## begin Record list

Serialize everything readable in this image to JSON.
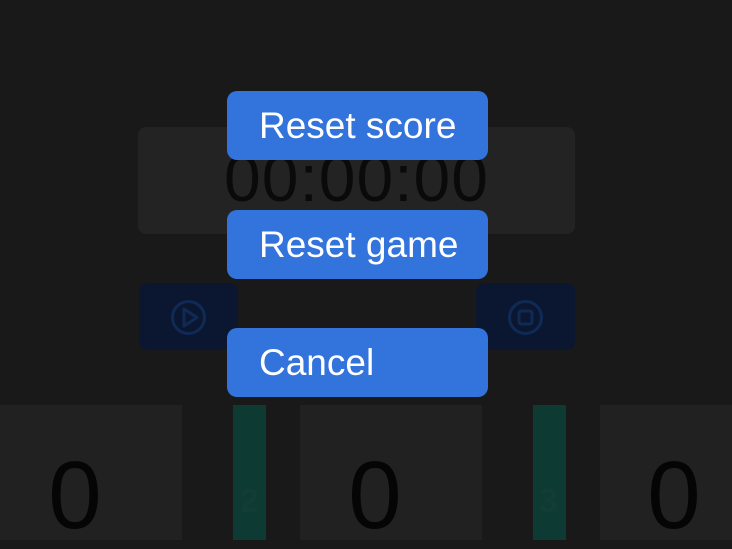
{
  "timer": {
    "value": "00:00:00"
  },
  "controls": {
    "play_icon": "play-circle-icon",
    "stop_icon": "stop-circle-icon"
  },
  "scores": [
    {
      "value": "0"
    },
    {
      "value": "0"
    },
    {
      "value": "0"
    }
  ],
  "bars": [
    {
      "label": "2"
    },
    {
      "label": "3"
    }
  ],
  "dialog": {
    "reset_score_label": "Reset score",
    "reset_game_label": "Reset game",
    "cancel_label": "Cancel"
  },
  "colors": {
    "accent": "#3273dc",
    "background": "#191919"
  }
}
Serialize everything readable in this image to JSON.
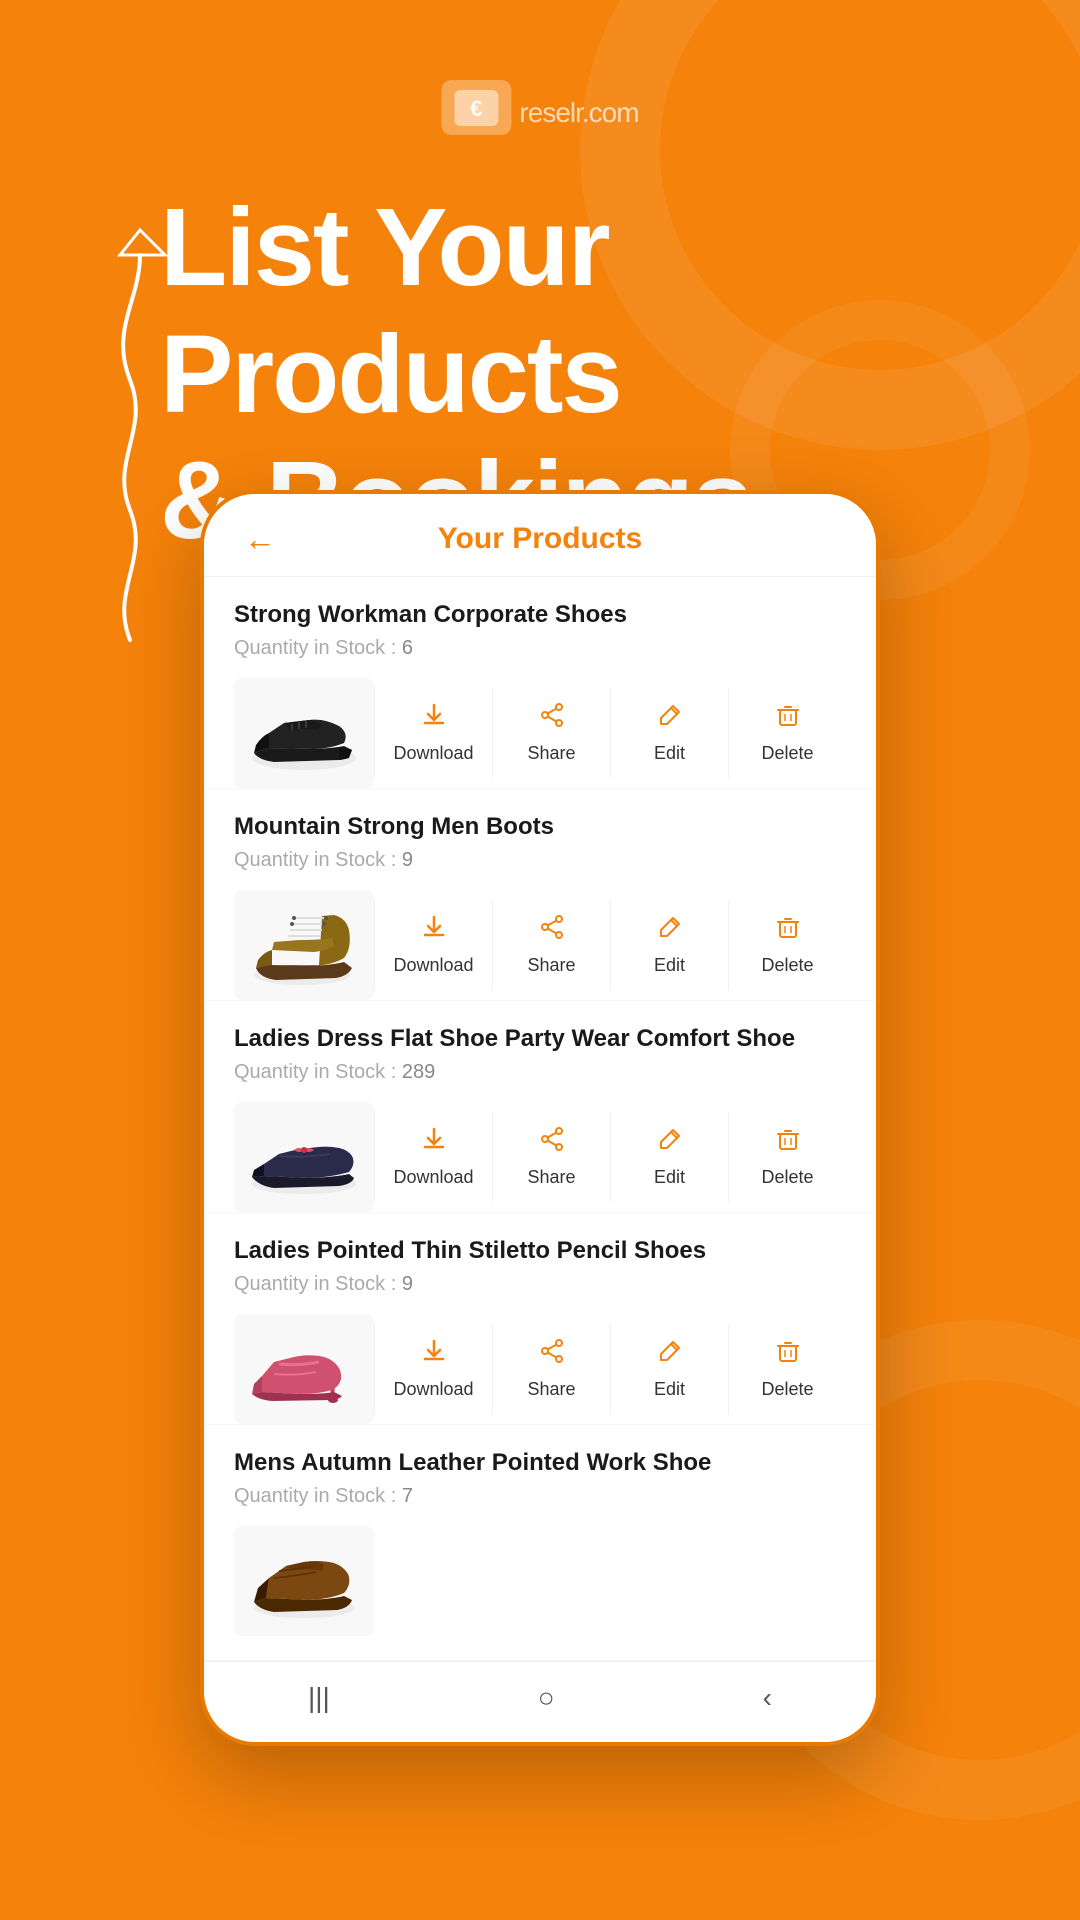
{
  "app": {
    "logo_text": "reselr",
    "logo_suffix": ".com"
  },
  "hero": {
    "line1": "List Your",
    "line2": "Products",
    "line3": "& Bookings"
  },
  "phone": {
    "header": {
      "back_label": "←",
      "title": "Your Products"
    },
    "products": [
      {
        "id": 1,
        "name": "Strong Workman Corporate Shoes",
        "stock_label": "Quantity in Stock :",
        "stock_value": "6",
        "shoe_type": "corporate"
      },
      {
        "id": 2,
        "name": "Mountain Strong Men Boots",
        "stock_label": "Quantity in Stock :",
        "stock_value": "9",
        "shoe_type": "boot"
      },
      {
        "id": 3,
        "name": "Ladies Dress Flat Shoe Party Wear Comfort Shoe",
        "stock_label": "Quantity in Stock :",
        "stock_value": "289",
        "shoe_type": "flat"
      },
      {
        "id": 4,
        "name": "Ladies Pointed Thin Stiletto Pencil Shoes",
        "stock_label": "Quantity in Stock :",
        "stock_value": "9",
        "shoe_type": "stiletto"
      },
      {
        "id": 5,
        "name": "Mens Autumn Leather Pointed Work Shoe",
        "stock_label": "Quantity in Stock :",
        "stock_value": "7",
        "shoe_type": "leather"
      }
    ],
    "actions": [
      {
        "id": "download",
        "label": "Download",
        "icon": "⬇"
      },
      {
        "id": "share",
        "label": "Share",
        "icon": "↗"
      },
      {
        "id": "edit",
        "label": "Edit",
        "icon": "✏"
      },
      {
        "id": "delete",
        "label": "Delete",
        "icon": "🗑"
      }
    ],
    "nav": {
      "items": [
        "|||",
        "○",
        "‹"
      ]
    }
  },
  "colors": {
    "primary": "#F5820A",
    "white": "#ffffff",
    "text_dark": "#1a1a1a",
    "text_gray": "#aaaaaa"
  }
}
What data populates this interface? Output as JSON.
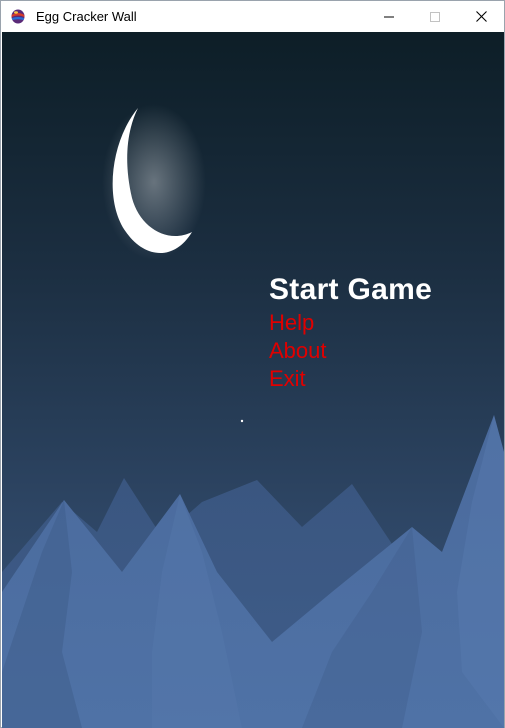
{
  "window": {
    "title": "Egg Cracker Wall",
    "icon": "egg-app-icon",
    "controls": [
      "minimize-icon",
      "maximize-icon",
      "close-icon"
    ]
  },
  "menu": {
    "start_game": "Start Game",
    "help": "Help",
    "about": "About",
    "exit": "Exit"
  },
  "colors": {
    "sky_top": "#0d1e27",
    "sky_bottom": "#3a5579",
    "mountain": "#4d6ea1",
    "moon": "#ffffff",
    "menu_primary": "#ffffff",
    "menu_secondary": "#e00000"
  }
}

## end Record list

Instructions to follow:
Repeat each entry exactly as given; no pictures belong in the copy.

Result:
Serialize everything readable in this image to JSON.
{
  "timer": {
    "value": "00:00:00"
  },
  "controls": {
    "play_icon": "play-circle-icon",
    "stop_icon": "stop-circle-icon"
  },
  "scores": [
    {
      "value": "0"
    },
    {
      "value": "0"
    },
    {
      "value": "0"
    }
  ],
  "bars": [
    {
      "label": "2"
    },
    {
      "label": "3"
    }
  ],
  "dialog": {
    "reset_score_label": "Reset score",
    "reset_game_label": "Reset game",
    "cancel_label": "Cancel"
  },
  "colors": {
    "accent": "#3273dc",
    "background": "#191919"
  }
}
Serialize everything readable in this image to JSON.
{
  "app": {
    "logo_text": "reselr",
    "logo_suffix": ".com"
  },
  "hero": {
    "line1": "List Your",
    "line2": "Products",
    "line3": "& Bookings"
  },
  "phone": {
    "header": {
      "back_label": "←",
      "title": "Your Products"
    },
    "products": [
      {
        "id": 1,
        "name": "Strong Workman Corporate Shoes",
        "stock_label": "Quantity in Stock :",
        "stock_value": "6",
        "shoe_type": "corporate"
      },
      {
        "id": 2,
        "name": "Mountain Strong Men Boots",
        "stock_label": "Quantity in Stock :",
        "stock_value": "9",
        "shoe_type": "boot"
      },
      {
        "id": 3,
        "name": "Ladies Dress Flat Shoe Party Wear Comfort Shoe",
        "stock_label": "Quantity in Stock :",
        "stock_value": "289",
        "shoe_type": "flat"
      },
      {
        "id": 4,
        "name": "Ladies Pointed Thin Stiletto Pencil Shoes",
        "stock_label": "Quantity in Stock :",
        "stock_value": "9",
        "shoe_type": "stiletto"
      },
      {
        "id": 5,
        "name": "Mens Autumn Leather Pointed Work Shoe",
        "stock_label": "Quantity in Stock :",
        "stock_value": "7",
        "shoe_type": "leather"
      }
    ],
    "actions": [
      {
        "id": "download",
        "label": "Download",
        "icon": "⬇"
      },
      {
        "id": "share",
        "label": "Share",
        "icon": "↗"
      },
      {
        "id": "edit",
        "label": "Edit",
        "icon": "✏"
      },
      {
        "id": "delete",
        "label": "Delete",
        "icon": "🗑"
      }
    ],
    "nav": {
      "items": [
        "|||",
        "○",
        "‹"
      ]
    }
  },
  "colors": {
    "primary": "#F5820A",
    "white": "#ffffff",
    "text_dark": "#1a1a1a",
    "text_gray": "#aaaaaa"
  }
}
What data populates this interface? Output as JSON.
{
  "window": {
    "title": "Egg Cracker Wall",
    "icon": "egg-app-icon",
    "controls": [
      "minimize-icon",
      "maximize-icon",
      "close-icon"
    ]
  },
  "menu": {
    "start_game": "Start Game",
    "help": "Help",
    "about": "About",
    "exit": "Exit"
  },
  "colors": {
    "sky_top": "#0d1e27",
    "sky_bottom": "#3a5579",
    "mountain": "#4d6ea1",
    "moon": "#ffffff",
    "menu_primary": "#ffffff",
    "menu_secondary": "#e00000"
  }
}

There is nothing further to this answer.